THE INPUT.
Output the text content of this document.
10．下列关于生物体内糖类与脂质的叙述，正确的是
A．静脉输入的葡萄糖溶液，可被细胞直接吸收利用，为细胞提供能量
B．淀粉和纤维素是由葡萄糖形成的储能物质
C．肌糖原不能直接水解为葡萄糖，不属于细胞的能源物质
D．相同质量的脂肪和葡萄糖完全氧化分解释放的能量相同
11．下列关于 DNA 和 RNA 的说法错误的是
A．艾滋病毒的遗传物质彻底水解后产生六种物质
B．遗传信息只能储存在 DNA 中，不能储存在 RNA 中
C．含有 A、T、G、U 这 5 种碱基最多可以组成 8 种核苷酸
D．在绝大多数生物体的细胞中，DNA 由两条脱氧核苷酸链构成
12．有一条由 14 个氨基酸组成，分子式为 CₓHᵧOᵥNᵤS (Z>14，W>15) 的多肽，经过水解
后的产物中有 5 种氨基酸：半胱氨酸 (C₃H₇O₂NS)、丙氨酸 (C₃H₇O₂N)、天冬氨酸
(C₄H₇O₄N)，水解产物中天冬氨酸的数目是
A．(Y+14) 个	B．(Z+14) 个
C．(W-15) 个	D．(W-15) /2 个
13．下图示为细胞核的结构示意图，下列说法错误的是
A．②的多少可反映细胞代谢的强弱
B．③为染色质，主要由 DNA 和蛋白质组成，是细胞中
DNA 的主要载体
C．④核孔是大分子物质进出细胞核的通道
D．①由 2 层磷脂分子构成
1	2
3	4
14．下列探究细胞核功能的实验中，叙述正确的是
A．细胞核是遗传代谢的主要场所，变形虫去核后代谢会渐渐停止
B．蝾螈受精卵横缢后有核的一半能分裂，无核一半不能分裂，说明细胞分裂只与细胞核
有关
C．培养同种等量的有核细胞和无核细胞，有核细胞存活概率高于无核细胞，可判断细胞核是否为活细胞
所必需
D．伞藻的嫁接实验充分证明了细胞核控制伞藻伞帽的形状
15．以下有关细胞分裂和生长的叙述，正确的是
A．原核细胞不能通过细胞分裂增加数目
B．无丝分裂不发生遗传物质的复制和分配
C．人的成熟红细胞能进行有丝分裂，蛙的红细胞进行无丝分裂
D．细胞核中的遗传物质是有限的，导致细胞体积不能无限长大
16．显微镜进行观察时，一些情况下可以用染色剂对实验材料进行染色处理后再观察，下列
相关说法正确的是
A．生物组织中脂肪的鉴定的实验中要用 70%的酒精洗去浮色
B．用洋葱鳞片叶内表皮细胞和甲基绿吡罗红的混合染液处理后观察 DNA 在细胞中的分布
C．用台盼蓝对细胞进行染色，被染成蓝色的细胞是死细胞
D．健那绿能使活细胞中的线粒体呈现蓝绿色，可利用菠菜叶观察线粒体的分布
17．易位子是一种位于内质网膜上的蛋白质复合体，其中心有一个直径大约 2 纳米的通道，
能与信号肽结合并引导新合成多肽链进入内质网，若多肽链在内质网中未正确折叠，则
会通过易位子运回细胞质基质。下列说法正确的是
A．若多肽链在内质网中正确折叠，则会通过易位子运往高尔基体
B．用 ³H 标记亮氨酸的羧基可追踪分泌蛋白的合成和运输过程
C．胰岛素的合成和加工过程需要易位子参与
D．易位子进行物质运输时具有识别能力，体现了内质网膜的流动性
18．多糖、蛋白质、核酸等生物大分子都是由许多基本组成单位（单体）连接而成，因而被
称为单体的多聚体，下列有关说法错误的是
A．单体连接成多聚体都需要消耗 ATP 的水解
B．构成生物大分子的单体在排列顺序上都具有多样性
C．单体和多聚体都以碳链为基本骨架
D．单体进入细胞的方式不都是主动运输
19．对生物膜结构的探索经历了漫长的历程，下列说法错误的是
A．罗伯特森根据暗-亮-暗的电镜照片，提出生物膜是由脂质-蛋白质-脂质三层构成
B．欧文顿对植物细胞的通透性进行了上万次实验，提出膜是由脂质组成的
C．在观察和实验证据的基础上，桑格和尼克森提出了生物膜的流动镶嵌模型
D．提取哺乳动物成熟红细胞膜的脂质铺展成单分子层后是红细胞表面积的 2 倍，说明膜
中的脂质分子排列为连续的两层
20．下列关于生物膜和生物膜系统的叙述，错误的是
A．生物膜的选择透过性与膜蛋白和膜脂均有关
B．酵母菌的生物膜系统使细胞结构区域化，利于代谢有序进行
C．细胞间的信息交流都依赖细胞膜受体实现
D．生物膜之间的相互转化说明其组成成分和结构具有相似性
* * *
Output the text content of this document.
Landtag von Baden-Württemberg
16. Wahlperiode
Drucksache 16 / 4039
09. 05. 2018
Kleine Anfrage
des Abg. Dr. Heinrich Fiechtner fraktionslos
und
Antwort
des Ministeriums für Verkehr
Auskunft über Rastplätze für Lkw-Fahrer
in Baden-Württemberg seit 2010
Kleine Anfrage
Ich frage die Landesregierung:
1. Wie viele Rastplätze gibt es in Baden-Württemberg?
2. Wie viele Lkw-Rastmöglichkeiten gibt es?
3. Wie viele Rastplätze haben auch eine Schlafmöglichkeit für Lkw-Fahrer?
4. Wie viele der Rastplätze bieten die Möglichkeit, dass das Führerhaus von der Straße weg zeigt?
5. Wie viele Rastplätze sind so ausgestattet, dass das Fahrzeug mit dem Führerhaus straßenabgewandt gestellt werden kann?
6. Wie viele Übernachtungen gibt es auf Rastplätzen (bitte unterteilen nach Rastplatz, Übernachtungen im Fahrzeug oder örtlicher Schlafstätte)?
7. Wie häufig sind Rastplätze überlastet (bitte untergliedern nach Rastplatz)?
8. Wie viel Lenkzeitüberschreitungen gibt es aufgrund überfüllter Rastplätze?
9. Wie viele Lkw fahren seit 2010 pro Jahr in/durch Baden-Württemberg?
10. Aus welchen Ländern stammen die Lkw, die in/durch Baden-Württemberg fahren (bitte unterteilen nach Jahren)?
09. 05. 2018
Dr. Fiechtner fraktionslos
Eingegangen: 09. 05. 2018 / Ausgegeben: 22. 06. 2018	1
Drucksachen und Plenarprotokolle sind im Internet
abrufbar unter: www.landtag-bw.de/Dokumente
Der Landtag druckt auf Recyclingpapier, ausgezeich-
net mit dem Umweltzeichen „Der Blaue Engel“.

AIM.
Show every line in the records above that contains the word "dass".

EXERCISE OUTPUT.
4. Wie viele der Rastplätze bieten die Möglichkeit, dass das Führerhaus von der Straße weg zeigt?
5. Wie viele Rastplätze sind so ausgestattet, dass das Fahrzeug mit dem Führerhaus straßenabgewandt gestellt werden kann?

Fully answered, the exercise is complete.